* Given exercise *
Return the whole listing, line for line, without the pictures in it.

Start of Task data

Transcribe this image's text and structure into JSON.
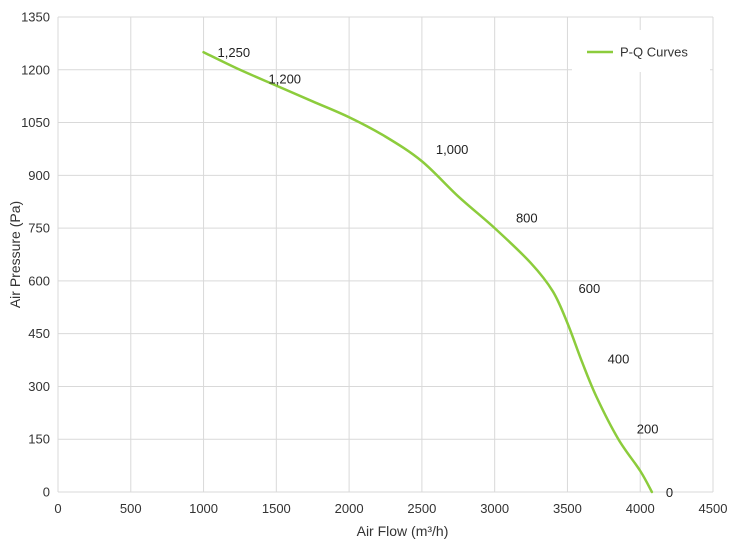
{
  "chart_data": {
    "type": "line",
    "xlabel": "Air Flow  (m³/h)",
    "ylabel": "Air Pressure  (Pa)",
    "xlim": [
      0,
      4500
    ],
    "ylim": [
      0,
      1350
    ],
    "xticks": [
      0,
      500,
      1000,
      1500,
      2000,
      2500,
      3000,
      3500,
      4000,
      4500
    ],
    "yticks": [
      0,
      150,
      300,
      450,
      600,
      750,
      900,
      1050,
      1200,
      1350
    ],
    "grid": true,
    "legend_position": "top-right",
    "series": [
      {
        "name": "P-Q Curves",
        "color": "#8ccc3c",
        "x": [
          1000,
          1250,
          1500,
          1750,
          2000,
          2250,
          2500,
          2750,
          3000,
          3250,
          3400,
          3500,
          3600,
          3700,
          3850,
          4000,
          4080
        ],
        "y": [
          1250,
          1200,
          1155,
          1110,
          1065,
          1010,
          940,
          840,
          750,
          650,
          570,
          480,
          370,
          270,
          150,
          60,
          0
        ]
      }
    ],
    "annotations": [
      {
        "text": "1,250",
        "x": 1000,
        "y": 1250
      },
      {
        "text": "1,200",
        "x": 1350,
        "y": 1175
      },
      {
        "text": "1,000",
        "x": 2500,
        "y": 975
      },
      {
        "text": "800",
        "x": 3050,
        "y": 780
      },
      {
        "text": "600",
        "x": 3480,
        "y": 580
      },
      {
        "text": "400",
        "x": 3680,
        "y": 380
      },
      {
        "text": "200",
        "x": 3880,
        "y": 180
      },
      {
        "text": "0",
        "x": 4080,
        "y": 0
      }
    ]
  }
}
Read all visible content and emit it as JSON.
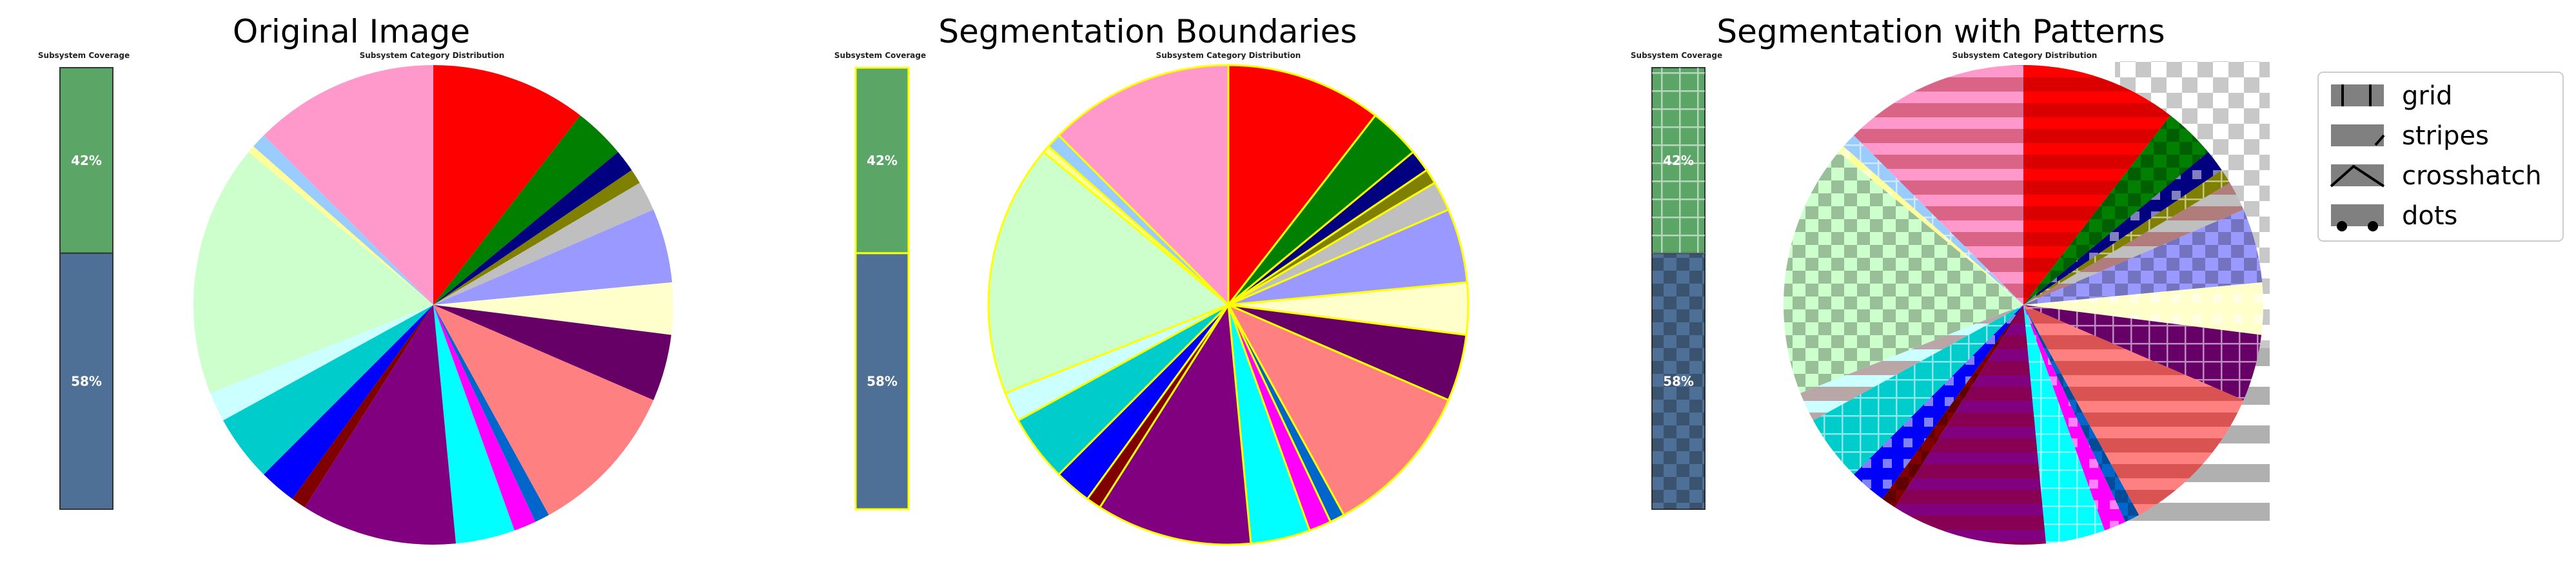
{
  "panels": [
    {
      "title": "Original Image"
    },
    {
      "title": "Segmentation Boundaries"
    },
    {
      "title": "Segmentation with Patterns"
    }
  ],
  "legend": {
    "items": [
      {
        "label": "grid"
      },
      {
        "label": "stripes"
      },
      {
        "label": "crosshatch"
      },
      {
        "label": "dots"
      }
    ]
  },
  "chart_data": [
    {
      "type": "bar",
      "subtitle": "Subsystem Coverage",
      "stacked": true,
      "series": [
        {
          "name": "",
          "value": 58,
          "label": "58%",
          "color": "#4e7096"
        },
        {
          "name": "",
          "value": 42,
          "label": "42%",
          "color": "#5ba667"
        }
      ]
    },
    {
      "type": "pie",
      "subtitle": "Subsystem Category Distribution",
      "start_angle_deg": 90,
      "direction": "clockwise",
      "slices": [
        {
          "value": 10.5,
          "color": "#ff0000"
        },
        {
          "value": 3.5,
          "color": "#007f00"
        },
        {
          "value": 1.5,
          "color": "#000080"
        },
        {
          "value": 1.0,
          "color": "#808000"
        },
        {
          "value": 2.0,
          "color": "#bfbfbf"
        },
        {
          "value": 5.0,
          "color": "#9999ff"
        },
        {
          "value": 3.5,
          "color": "#ffffcc"
        },
        {
          "value": 4.5,
          "color": "#660066"
        },
        {
          "value": 10.5,
          "color": "#ff8080"
        },
        {
          "value": 1.0,
          "color": "#0066cc"
        },
        {
          "value": 1.5,
          "color": "#ff00ff"
        },
        {
          "value": 4.0,
          "color": "#00ffff"
        },
        {
          "value": 10.5,
          "color": "#800080"
        },
        {
          "value": 1.0,
          "color": "#800000"
        },
        {
          "value": 2.5,
          "color": "#0000ff"
        },
        {
          "value": 4.5,
          "color": "#00cccc"
        },
        {
          "value": 2.0,
          "color": "#ccffff"
        },
        {
          "value": 17.0,
          "color": "#ccffcc"
        },
        {
          "value": 0.5,
          "color": "#ffff99"
        },
        {
          "value": 1.0,
          "color": "#99ccff"
        },
        {
          "value": 12.5,
          "color": "#ff99cc"
        }
      ]
    }
  ]
}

End of Task data

* Exercise response *
Transcribe this image's text and structure into JSON.
{
  "chart_data": {
    "type": "line",
    "xlabel": "Air Flow  (m³/h)",
    "ylabel": "Air Pressure  (Pa)",
    "xlim": [
      0,
      4500
    ],
    "ylim": [
      0,
      1350
    ],
    "xticks": [
      0,
      500,
      1000,
      1500,
      2000,
      2500,
      3000,
      3500,
      4000,
      4500
    ],
    "yticks": [
      0,
      150,
      300,
      450,
      600,
      750,
      900,
      1050,
      1200,
      1350
    ],
    "grid": true,
    "legend_position": "top-right",
    "series": [
      {
        "name": "P-Q Curves",
        "color": "#8ccc3c",
        "x": [
          1000,
          1250,
          1500,
          1750,
          2000,
          2250,
          2500,
          2750,
          3000,
          3250,
          3400,
          3500,
          3600,
          3700,
          3850,
          4000,
          4080
        ],
        "y": [
          1250,
          1200,
          1155,
          1110,
          1065,
          1010,
          940,
          840,
          750,
          650,
          570,
          480,
          370,
          270,
          150,
          60,
          0
        ]
      }
    ],
    "annotations": [
      {
        "text": "1,250",
        "x": 1000,
        "y": 1250
      },
      {
        "text": "1,200",
        "x": 1350,
        "y": 1175
      },
      {
        "text": "1,000",
        "x": 2500,
        "y": 975
      },
      {
        "text": "800",
        "x": 3050,
        "y": 780
      },
      {
        "text": "600",
        "x": 3480,
        "y": 580
      },
      {
        "text": "400",
        "x": 3680,
        "y": 380
      },
      {
        "text": "200",
        "x": 3880,
        "y": 180
      },
      {
        "text": "0",
        "x": 4080,
        "y": 0
      }
    ]
  }
}
Read all visible content and emit it as JSON.
{
  "panels": [
    {
      "title": "Original Image"
    },
    {
      "title": "Segmentation Boundaries"
    },
    {
      "title": "Segmentation with Patterns"
    }
  ],
  "legend": {
    "items": [
      {
        "label": "grid"
      },
      {
        "label": "stripes"
      },
      {
        "label": "crosshatch"
      },
      {
        "label": "dots"
      }
    ]
  },
  "chart_data": [
    {
      "type": "bar",
      "subtitle": "Subsystem Coverage",
      "stacked": true,
      "series": [
        {
          "name": "",
          "value": 58,
          "label": "58%",
          "color": "#4e7096"
        },
        {
          "name": "",
          "value": 42,
          "label": "42%",
          "color": "#5ba667"
        }
      ]
    },
    {
      "type": "pie",
      "subtitle": "Subsystem Category Distribution",
      "start_angle_deg": 90,
      "direction": "clockwise",
      "slices": [
        {
          "value": 10.5,
          "color": "#ff0000"
        },
        {
          "value": 3.5,
          "color": "#007f00"
        },
        {
          "value": 1.5,
          "color": "#000080"
        },
        {
          "value": 1.0,
          "color": "#808000"
        },
        {
          "value": 2.0,
          "color": "#bfbfbf"
        },
        {
          "value": 5.0,
          "color": "#9999ff"
        },
        {
          "value": 3.5,
          "color": "#ffffcc"
        },
        {
          "value": 4.5,
          "color": "#660066"
        },
        {
          "value": 10.5,
          "color": "#ff8080"
        },
        {
          "value": 1.0,
          "color": "#0066cc"
        },
        {
          "value": 1.5,
          "color": "#ff00ff"
        },
        {
          "value": 4.0,
          "color": "#00ffff"
        },
        {
          "value": 10.5,
          "color": "#800080"
        },
        {
          "value": 1.0,
          "color": "#800000"
        },
        {
          "value": 2.5,
          "color": "#0000ff"
        },
        {
          "value": 4.5,
          "color": "#00cccc"
        },
        {
          "value": 2.0,
          "color": "#ccffff"
        },
        {
          "value": 17.0,
          "color": "#ccffcc"
        },
        {
          "value": 0.5,
          "color": "#ffff99"
        },
        {
          "value": 1.0,
          "color": "#99ccff"
        },
        {
          "value": 12.5,
          "color": "#ff99cc"
        }
      ]
    }
  ]
}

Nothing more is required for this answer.